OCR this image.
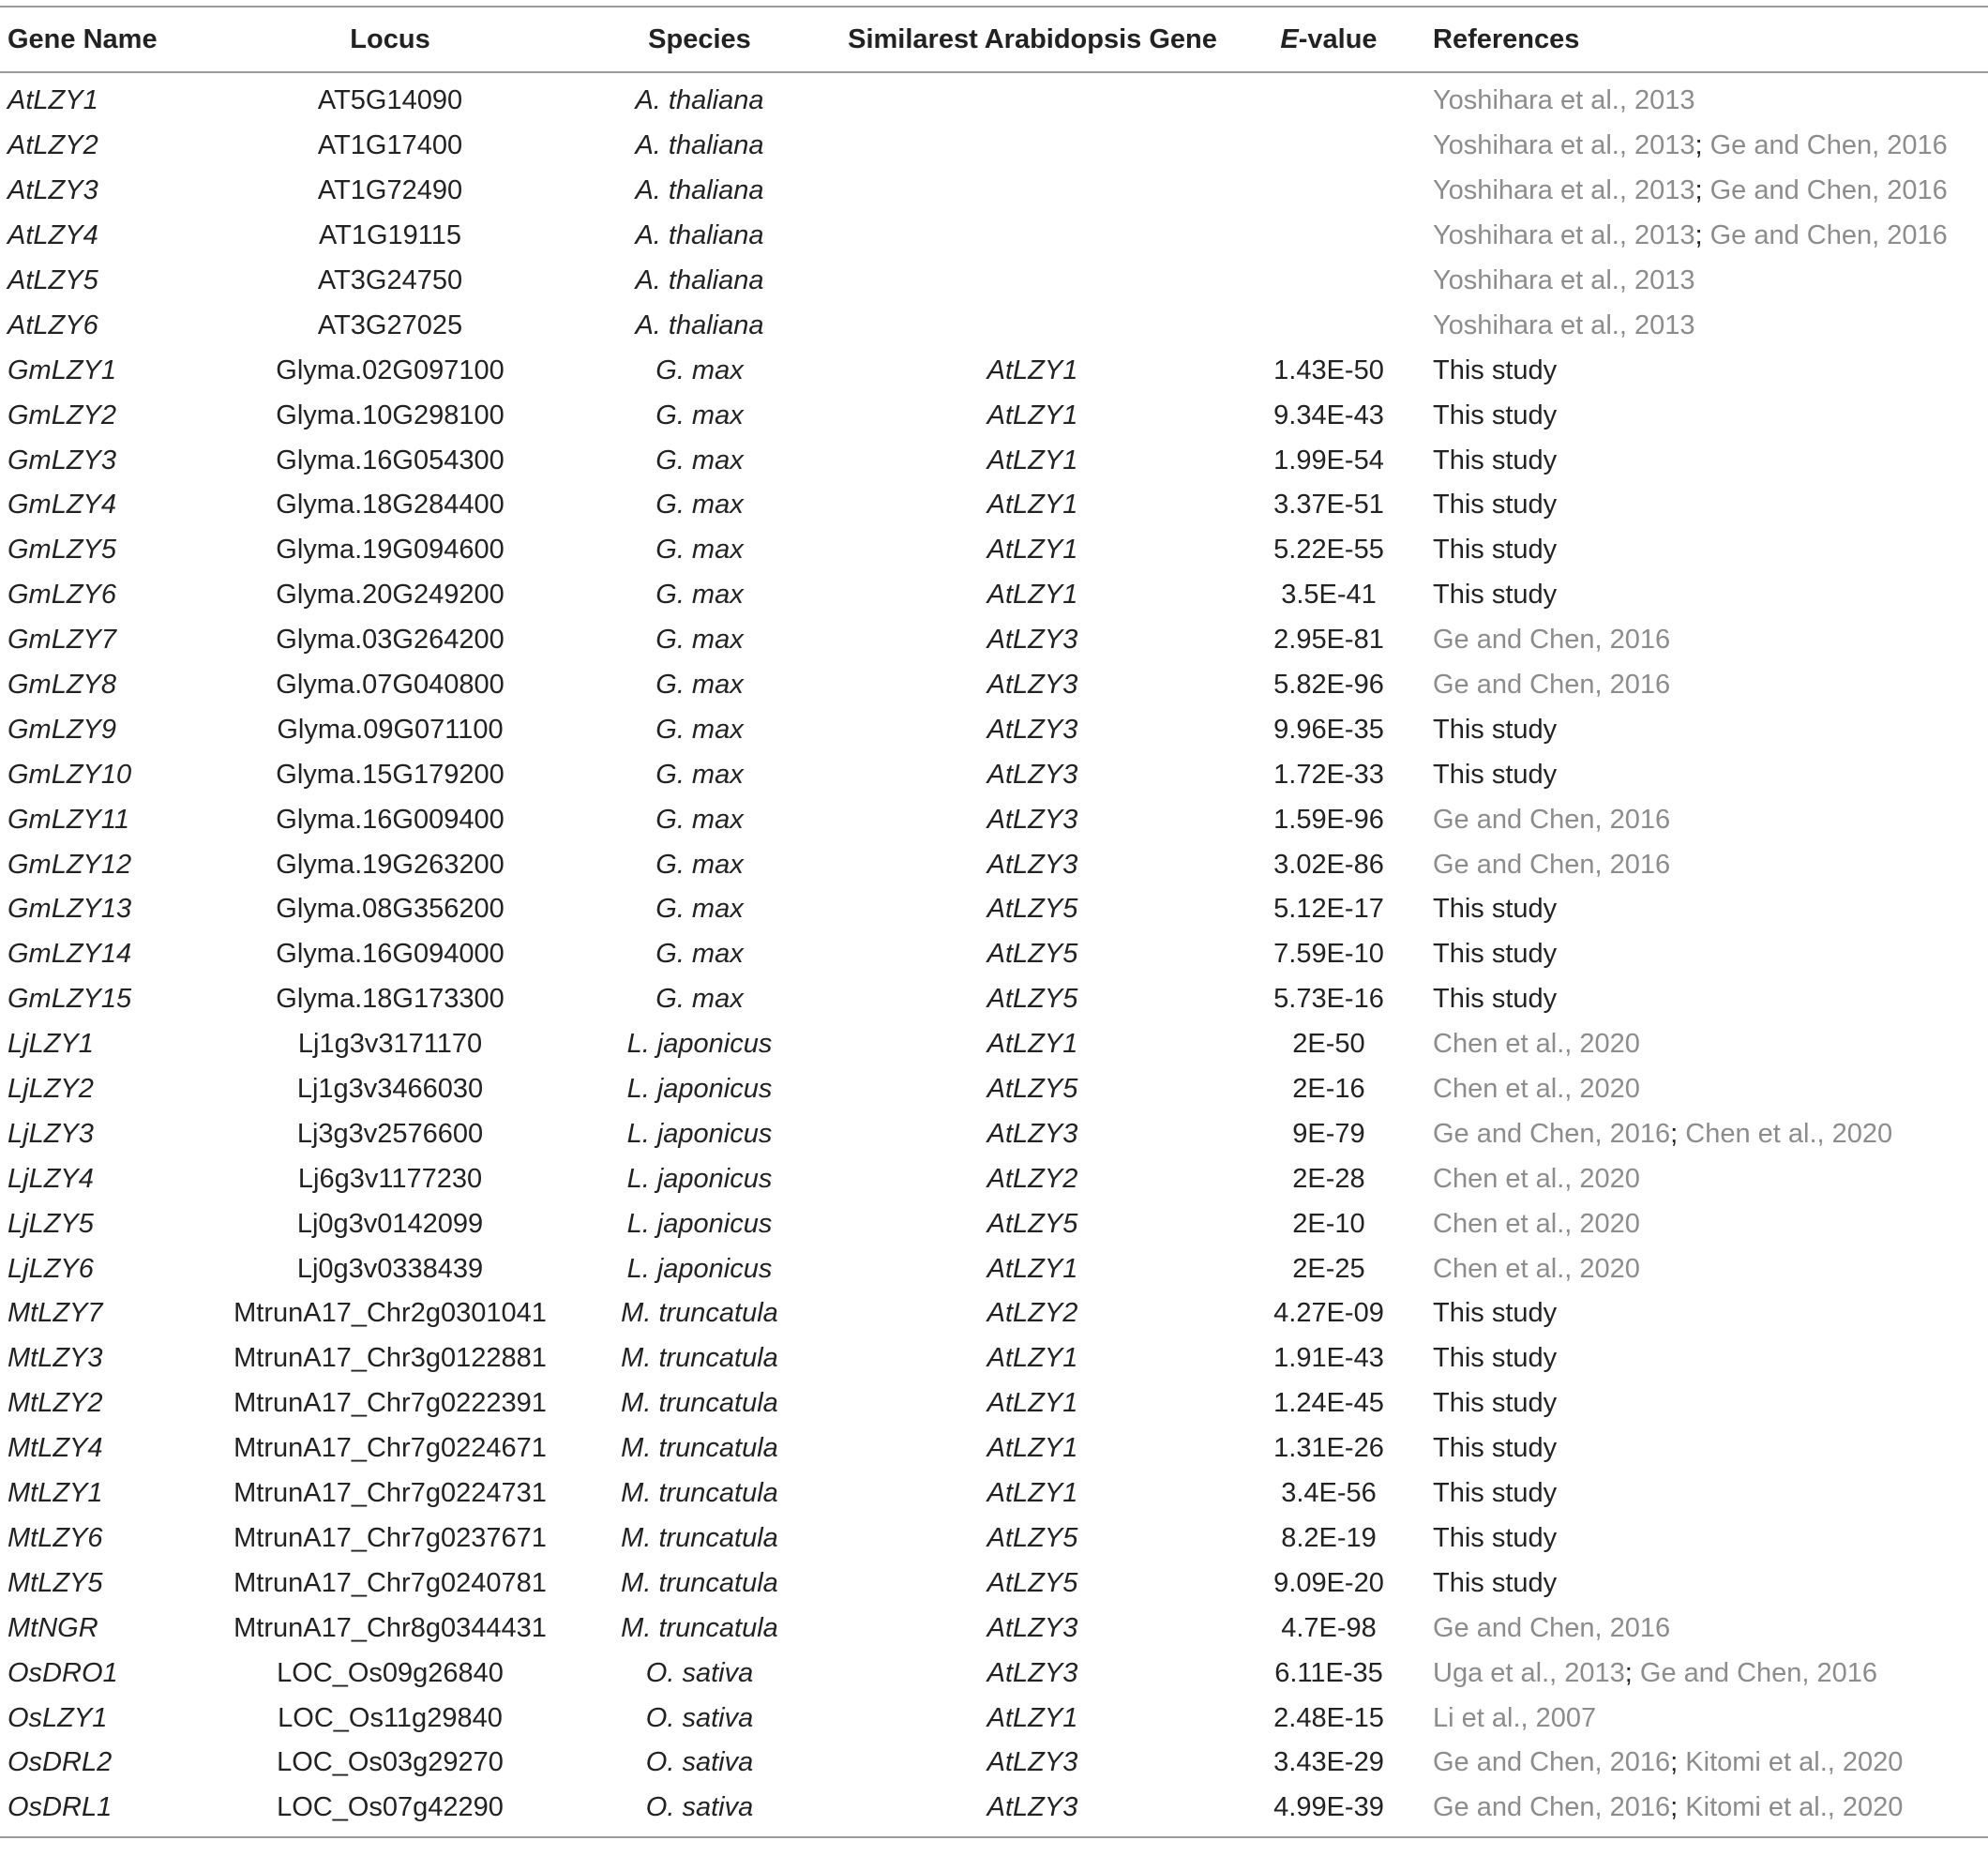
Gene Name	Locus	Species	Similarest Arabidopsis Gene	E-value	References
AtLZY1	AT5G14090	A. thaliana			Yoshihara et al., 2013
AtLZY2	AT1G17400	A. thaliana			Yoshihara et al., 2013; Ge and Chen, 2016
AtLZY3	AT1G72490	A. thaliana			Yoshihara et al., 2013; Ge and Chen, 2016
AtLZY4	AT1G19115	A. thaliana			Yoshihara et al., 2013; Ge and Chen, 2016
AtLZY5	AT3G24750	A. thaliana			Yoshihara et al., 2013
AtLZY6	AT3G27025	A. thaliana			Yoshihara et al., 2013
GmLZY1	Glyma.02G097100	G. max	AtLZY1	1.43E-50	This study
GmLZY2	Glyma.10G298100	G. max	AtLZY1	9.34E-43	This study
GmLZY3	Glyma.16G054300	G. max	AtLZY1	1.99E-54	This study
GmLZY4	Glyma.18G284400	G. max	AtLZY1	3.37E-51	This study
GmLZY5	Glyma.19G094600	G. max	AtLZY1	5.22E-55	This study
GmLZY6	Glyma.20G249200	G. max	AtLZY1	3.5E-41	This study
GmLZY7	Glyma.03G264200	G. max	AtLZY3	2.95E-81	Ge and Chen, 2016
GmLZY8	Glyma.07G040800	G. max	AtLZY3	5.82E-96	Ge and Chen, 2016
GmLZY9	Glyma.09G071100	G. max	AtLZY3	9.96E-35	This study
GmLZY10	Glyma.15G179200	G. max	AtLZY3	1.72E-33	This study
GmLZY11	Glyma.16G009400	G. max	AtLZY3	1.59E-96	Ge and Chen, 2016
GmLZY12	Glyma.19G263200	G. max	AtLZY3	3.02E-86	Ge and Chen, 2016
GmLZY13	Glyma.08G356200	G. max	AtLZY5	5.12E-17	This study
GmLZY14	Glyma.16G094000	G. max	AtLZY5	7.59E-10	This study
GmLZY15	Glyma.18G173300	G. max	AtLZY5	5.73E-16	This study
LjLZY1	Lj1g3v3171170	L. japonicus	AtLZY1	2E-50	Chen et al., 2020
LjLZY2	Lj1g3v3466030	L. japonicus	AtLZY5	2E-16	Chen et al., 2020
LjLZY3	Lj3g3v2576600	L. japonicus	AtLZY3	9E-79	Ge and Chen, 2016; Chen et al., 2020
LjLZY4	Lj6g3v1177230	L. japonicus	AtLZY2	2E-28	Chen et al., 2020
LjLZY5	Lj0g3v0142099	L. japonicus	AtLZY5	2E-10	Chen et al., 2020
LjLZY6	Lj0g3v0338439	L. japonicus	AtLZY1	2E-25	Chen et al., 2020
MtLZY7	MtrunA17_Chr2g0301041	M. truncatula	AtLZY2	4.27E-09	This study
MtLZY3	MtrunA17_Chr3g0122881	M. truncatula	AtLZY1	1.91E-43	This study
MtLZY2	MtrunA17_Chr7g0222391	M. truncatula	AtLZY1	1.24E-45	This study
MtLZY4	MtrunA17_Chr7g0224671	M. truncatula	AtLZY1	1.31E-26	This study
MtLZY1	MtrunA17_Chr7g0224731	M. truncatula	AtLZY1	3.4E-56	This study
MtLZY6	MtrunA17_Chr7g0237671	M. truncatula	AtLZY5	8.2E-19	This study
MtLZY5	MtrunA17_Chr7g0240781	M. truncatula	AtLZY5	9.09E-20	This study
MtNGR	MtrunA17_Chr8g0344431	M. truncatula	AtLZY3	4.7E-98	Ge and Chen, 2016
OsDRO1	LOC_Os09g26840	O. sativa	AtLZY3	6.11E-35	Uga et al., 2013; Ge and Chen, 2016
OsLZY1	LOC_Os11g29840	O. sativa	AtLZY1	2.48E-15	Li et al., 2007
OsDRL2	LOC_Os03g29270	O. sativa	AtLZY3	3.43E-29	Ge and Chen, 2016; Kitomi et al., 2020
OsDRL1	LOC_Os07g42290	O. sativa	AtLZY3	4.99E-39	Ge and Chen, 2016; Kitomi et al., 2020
+===+
Take the listing and print it again exactly, but without any pictures.

RESPONSE.
OCR this image.
Gene Name	Locus	Species	Similarest Arabidopsis Gene	E-value	References
AtLZY1	AT5G14090	A. thaliana			Yoshihara et al., 2013
AtLZY2	AT1G17400	A. thaliana			Yoshihara et al., 2013; Ge and Chen, 2016
AtLZY3	AT1G72490	A. thaliana			Yoshihara et al., 2013; Ge and Chen, 2016
AtLZY4	AT1G19115	A. thaliana			Yoshihara et al., 2013; Ge and Chen, 2016
AtLZY5	AT3G24750	A. thaliana			Yoshihara et al., 2013
AtLZY6	AT3G27025	A. thaliana			Yoshihara et al., 2013
GmLZY1	Glyma.02G097100	G. max	AtLZY1	1.43E-50	This study
GmLZY2	Glyma.10G298100	G. max	AtLZY1	9.34E-43	This study
GmLZY3	Glyma.16G054300	G. max	AtLZY1	1.99E-54	This study
GmLZY4	Glyma.18G284400	G. max	AtLZY1	3.37E-51	This study
GmLZY5	Glyma.19G094600	G. max	AtLZY1	5.22E-55	This study
GmLZY6	Glyma.20G249200	G. max	AtLZY1	3.5E-41	This study
GmLZY7	Glyma.03G264200	G. max	AtLZY3	2.95E-81	Ge and Chen, 2016
GmLZY8	Glyma.07G040800	G. max	AtLZY3	5.82E-96	Ge and Chen, 2016
GmLZY9	Glyma.09G071100	G. max	AtLZY3	9.96E-35	This study
GmLZY10	Glyma.15G179200	G. max	AtLZY3	1.72E-33	This study
GmLZY11	Glyma.16G009400	G. max	AtLZY3	1.59E-96	Ge and Chen, 2016
GmLZY12	Glyma.19G263200	G. max	AtLZY3	3.02E-86	Ge and Chen, 2016
GmLZY13	Glyma.08G356200	G. max	AtLZY5	5.12E-17	This study
GmLZY14	Glyma.16G094000	G. max	AtLZY5	7.59E-10	This study
GmLZY15	Glyma.18G173300	G. max	AtLZY5	5.73E-16	This study
LjLZY1	Lj1g3v3171170	L. japonicus	AtLZY1	2E-50	Chen et al., 2020
LjLZY2	Lj1g3v3466030	L. japonicus	AtLZY5	2E-16	Chen et al., 2020
LjLZY3	Lj3g3v2576600	L. japonicus	AtLZY3	9E-79	Ge and Chen, 2016; Chen et al., 2020
LjLZY4	Lj6g3v1177230	L. japonicus	AtLZY2	2E-28	Chen et al., 2020
LjLZY5	Lj0g3v0142099	L. japonicus	AtLZY5	2E-10	Chen et al., 2020
LjLZY6	Lj0g3v0338439	L. japonicus	AtLZY1	2E-25	Chen et al., 2020
MtLZY7	MtrunA17_Chr2g0301041	M. truncatula	AtLZY2	4.27E-09	This study
MtLZY3	MtrunA17_Chr3g0122881	M. truncatula	AtLZY1	1.91E-43	This study
MtLZY2	MtrunA17_Chr7g0222391	M. truncatula	AtLZY1	1.24E-45	This study
MtLZY4	MtrunA17_Chr7g0224671	M. truncatula	AtLZY1	1.31E-26	This study
MtLZY1	MtrunA17_Chr7g0224731	M. truncatula	AtLZY1	3.4E-56	This study
MtLZY6	MtrunA17_Chr7g0237671	M. truncatula	AtLZY5	8.2E-19	This study
MtLZY5	MtrunA17_Chr7g0240781	M. truncatula	AtLZY5	9.09E-20	This study
MtNGR	MtrunA17_Chr8g0344431	M. truncatula	AtLZY3	4.7E-98	Ge and Chen, 2016
OsDRO1	LOC_Os09g26840	O. sativa	AtLZY3	6.11E-35	Uga et al., 2013; Ge and Chen, 2016
OsLZY1	LOC_Os11g29840	O. sativa	AtLZY1	2.48E-15	Li et al., 2007
OsDRL2	LOC_Os03g29270	O. sativa	AtLZY3	3.43E-29	Ge and Chen, 2016; Kitomi et al., 2020
OsDRL1	LOC_Os07g42290	O. sativa	AtLZY3	4.99E-39	Ge and Chen, 2016; Kitomi et al., 2020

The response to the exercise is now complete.